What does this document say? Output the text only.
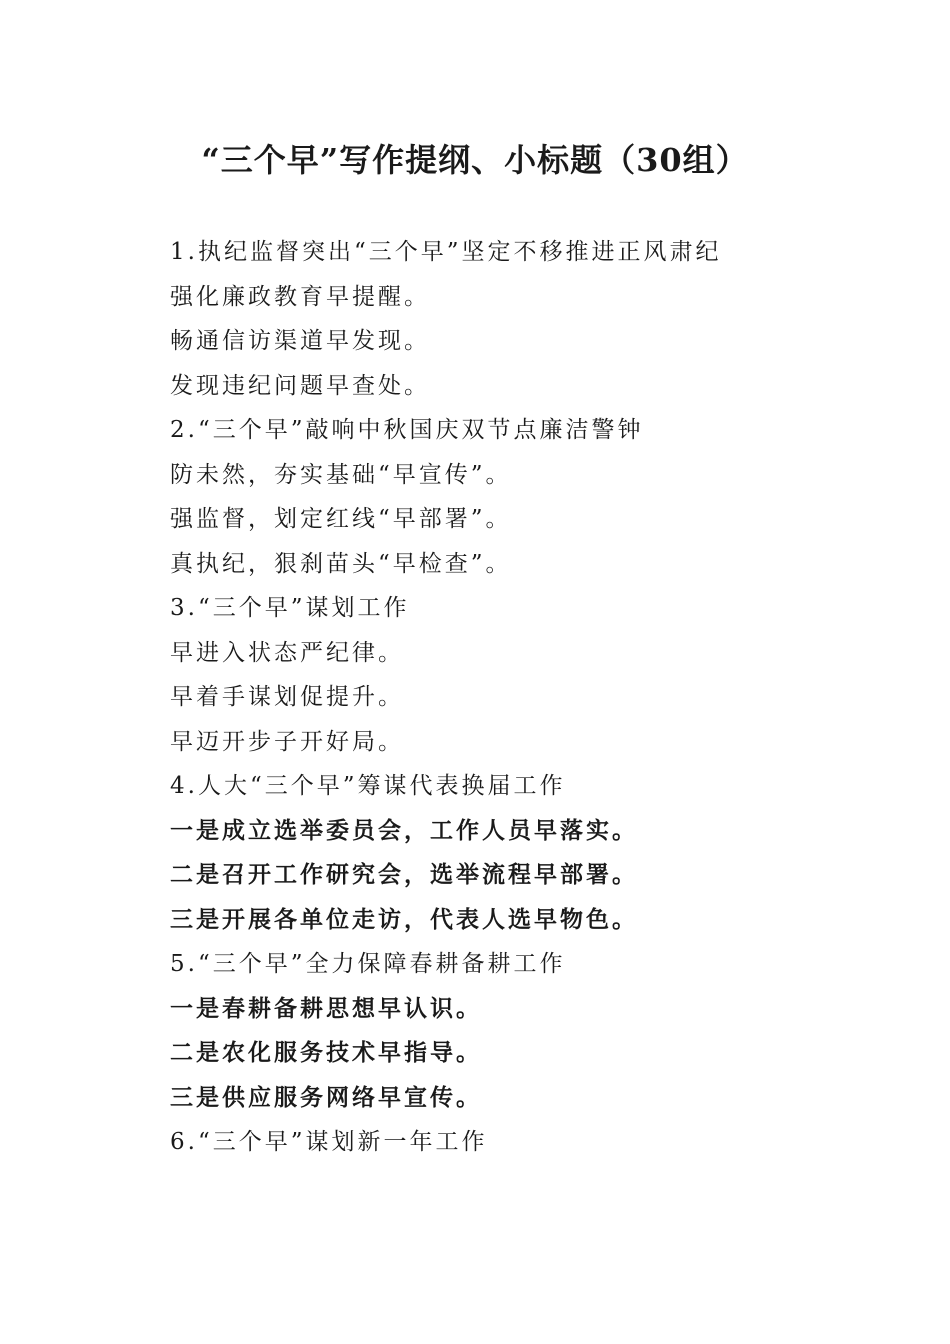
“三个早”写作提纲、小标题（30组）
1.执纪监督突出“三个早”坚定不移推进正风肃纪
强化廉政教育早提醒。
畅通信访渠道早发现。
发现违纪问题早查处。
2.“三个早”敲响中秋国庆双节点廉洁警钟
防未然，夯实基础“早宣传”。
强监督，划定红线“早部署”。
真执纪，狠刹苗头“早检查”。
3.“三个早”谋划工作
早进入状态严纪律。
早着手谋划促提升。
早迈开步子开好局。
4.人大“三个早”筹谋代表换届工作
一是成立选举委员会，工作人员早落实。
二是召开工作研究会，选举流程早部署。
三是开展各单位走访，代表人选早物色。
5.“三个早”全力保障春耕备耕工作
一是春耕备耕思想早认识。
二是农化服务技术早指导。
三是供应服务网络早宣传。
6.“三个早”谋划新一年工作
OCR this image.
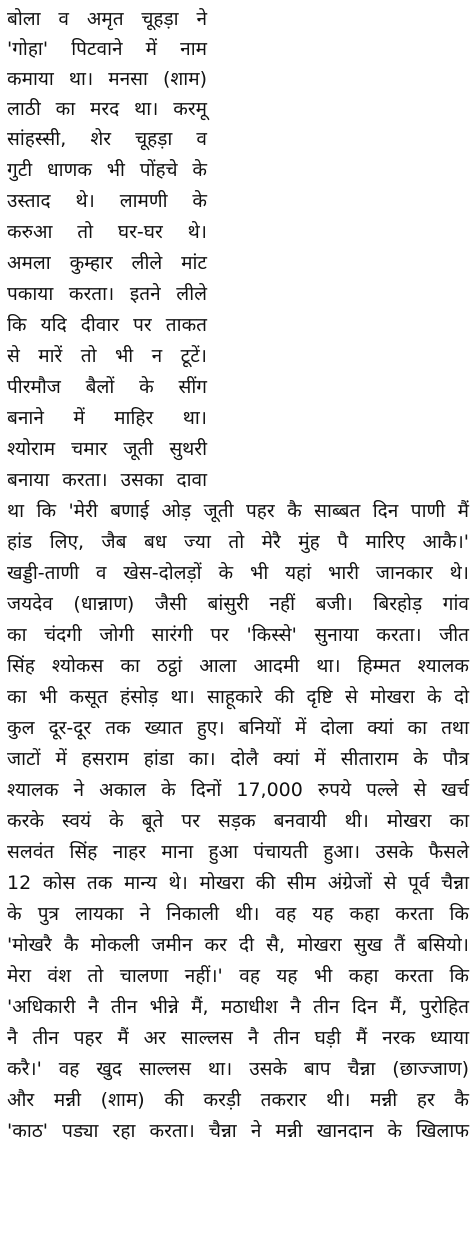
बोला व अमृत चूहड़ा ने
'गोहा' पिटवाने में नाम
कमाया था। मनसा (शाम)
लाठी का मरद था। करमू
सांहस्सी, शेर चूहड़ा व
गुटी धाणक भी पोंहचे के
उस्ताद थे। लामणी के
करुआ तो घर-घर थे।
अमला कुम्हार लीले मांट
पकाया करता। इतने लीले
कि यदि दीवार पर ताकत
से मारें तो भी न टूटें।
पीरमौज बैलों के सींग
बनाने में माहिर था।
श्योराम चमार जूती सुथरी
बनाया करता। उसका दावा
था कि 'मेरी बणाई ओड़ जूती पहर कै साब्बत दिन पाणी मैं
हांड लिए, जैब बध ज्या तो मेरै मुंह पै मारिए आकै।'
खड्डी-ताणी व खेस-दोलड़ों के भी यहां भारी जानकार थे।
जयदेव (धान्नाण) जैसी बांसुरी नहीं बजी। बिरहोड़ गांव
का चंदगी जोगी सारंगी पर 'किस्से' सुनाया करता। जीत
सिंह श्योकस का ठट्ठां आला आदमी था। हिम्मत श्यालक
का भी कसूत हंसोड़ था। साहूकारे की दृष्टि से मोखरा के दो
कुल दूर-दूर तक ख्यात हुए। बनियों में दोला क्यां का तथा
जाटों में हसराम हांडा का। दोलै क्यां में सीताराम के पौत्र
श्यालक ने अकाल के दिनों 17,000 रुपये पल्ले से खर्च
करके स्वयं के बूते पर सड़क बनवायी थी। मोखरा का
सलवंत सिंह नाहर माना हुआ पंचायती हुआ। उसके फैसले
12 कोस तक मान्य थे। मोखरा की सीम अंग्रेजों से पूर्व चैन्ना
के पुत्र लायका ने निकाली थी। वह यह कहा करता कि
'मोखरै कै मोकली जमीन कर दी सै, मोखरा सुख तैं बसियो।
मेरा वंश तो चालणा नहीं।' वह यह भी कहा करता कि
'अधिकारी नै तीन भीन्ने मैं, मठाधीश नै तीन दिन मैं, पुरोहित
नै तीन पहर मैं अर साल्लस नै तीन घड़ी मैं नरक ध्याया
करै।' वह खुद साल्लस था। उसके बाप चैन्ना (छाज्जाण)
और मन्नी (शाम) की करड़ी तकरार थी। मन्नी हर कै
'काठ' पड्या रहा करता। चैन्ना ने मन्नी खानदान के खिलाफ
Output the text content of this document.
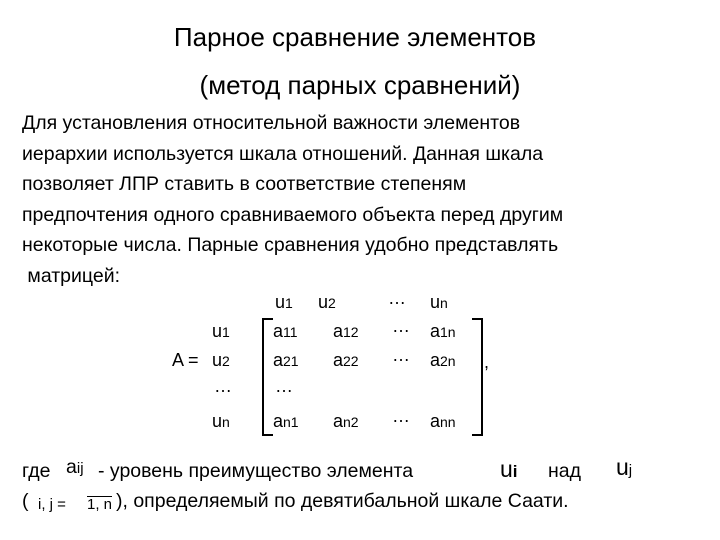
Парное сравнение элементов
(метод парных сравнений)
Для установления относительной важности элементов
иерархии используется шкала отношений. Данная шкала
позволяет ЛПР ставить в соответствие степеням
предпочтения одного сравниваемого объекта перед другим
некоторые числа. Парные сравнения удобно представлять
матрицей:
u1 u2	… un
u1
A = u2
…
un
a11 a12 … a1n
a21 a22 … a2n ,
…
an1 an2 … ann
где aij - уровень преимущество элемента	ui над uj
( i, j = 1, n ), определяемый по девятибальной шкале Саати.
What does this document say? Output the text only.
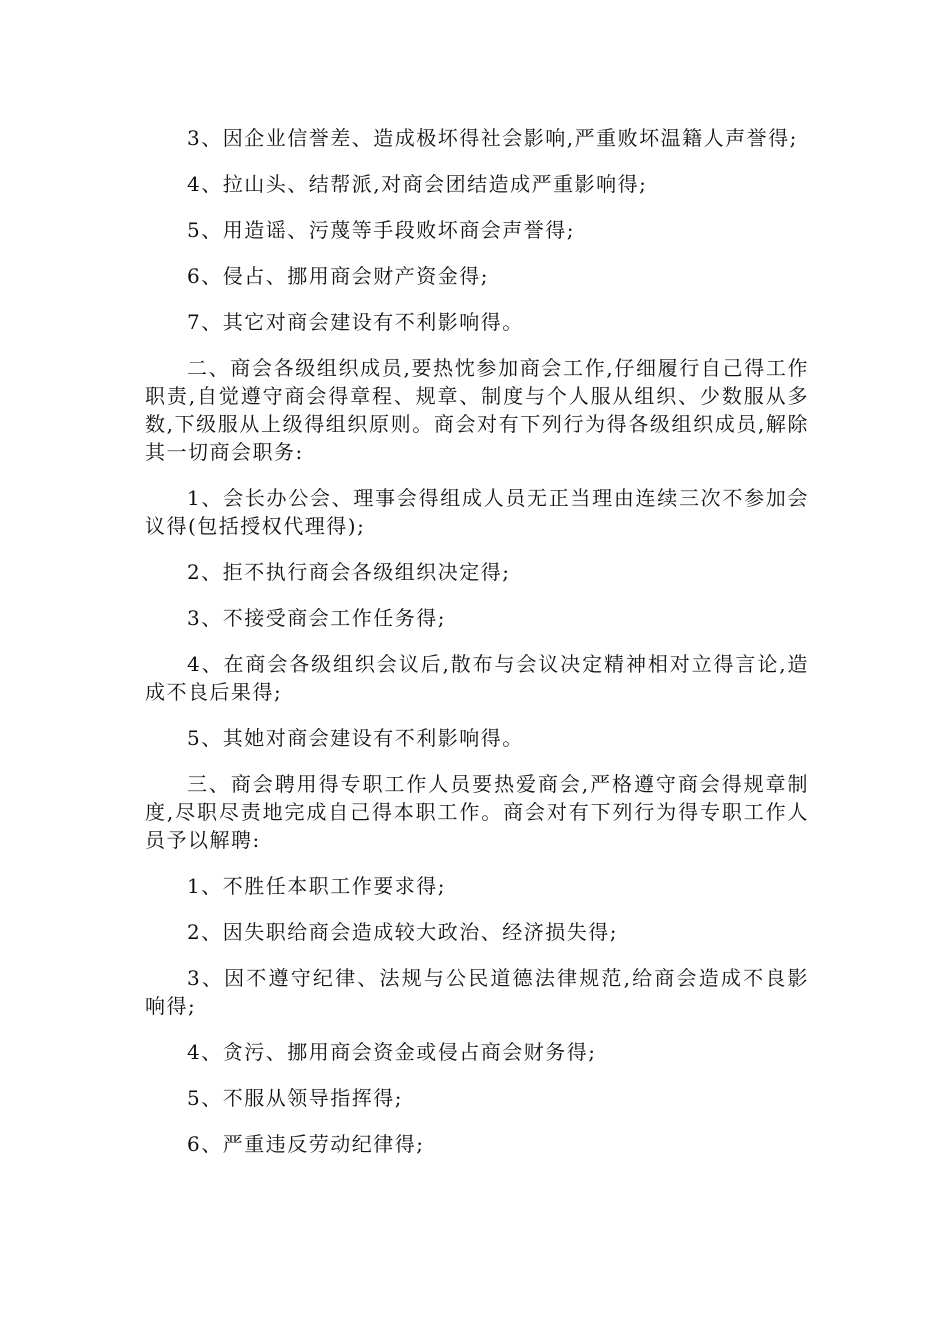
3、因企业信誉差、造成极坏得社会影响,严重败坏温籍人声誉得;

4、拉山头、结帮派,对商会团结造成严重影响得;

5、用造谣、污蔑等手段败坏商会声誉得;

6、侵占、挪用商会财产资金得;

7、其它对商会建设有不利影响得。

二、商会各级组织成员,要热忱参加商会工作,仔细履行自己得工作职责,自觉遵守商会得章程、规章、制度与个人服从组织、少数服从多数,下级服从上级得组织原则。商会对有下列行为得各级组织成员,解除其一切商会职务:

1、会长办公会、理事会得组成人员无正当理由连续三次不参加会议得(包括授权代理得);

2、拒不执行商会各级组织决定得;

3、不接受商会工作任务得;

4、在商会各级组织会议后,散布与会议决定精神相对立得言论,造成不良后果得;

5、其她对商会建设有不利影响得。

三、商会聘用得专职工作人员要热爱商会,严格遵守商会得规章制度,尽职尽责地完成自己得本职工作。商会对有下列行为得专职工作人员予以解聘:

1、不胜任本职工作要求得;

2、因失职给商会造成较大政治、经济损失得;

3、因不遵守纪律、法规与公民道德法律规范,给商会造成不良影响得;

4、贪污、挪用商会资金或侵占商会财务得;

5、不服从领导指挥得;

6、严重违反劳动纪律得;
•••••
- Written instruction: Gather from the records above every line containing the string "this".

- Exercise result:
What does this document say? Output the text only.
OCR this image.
Output the text content of this document.
What does this document say? Output the text only.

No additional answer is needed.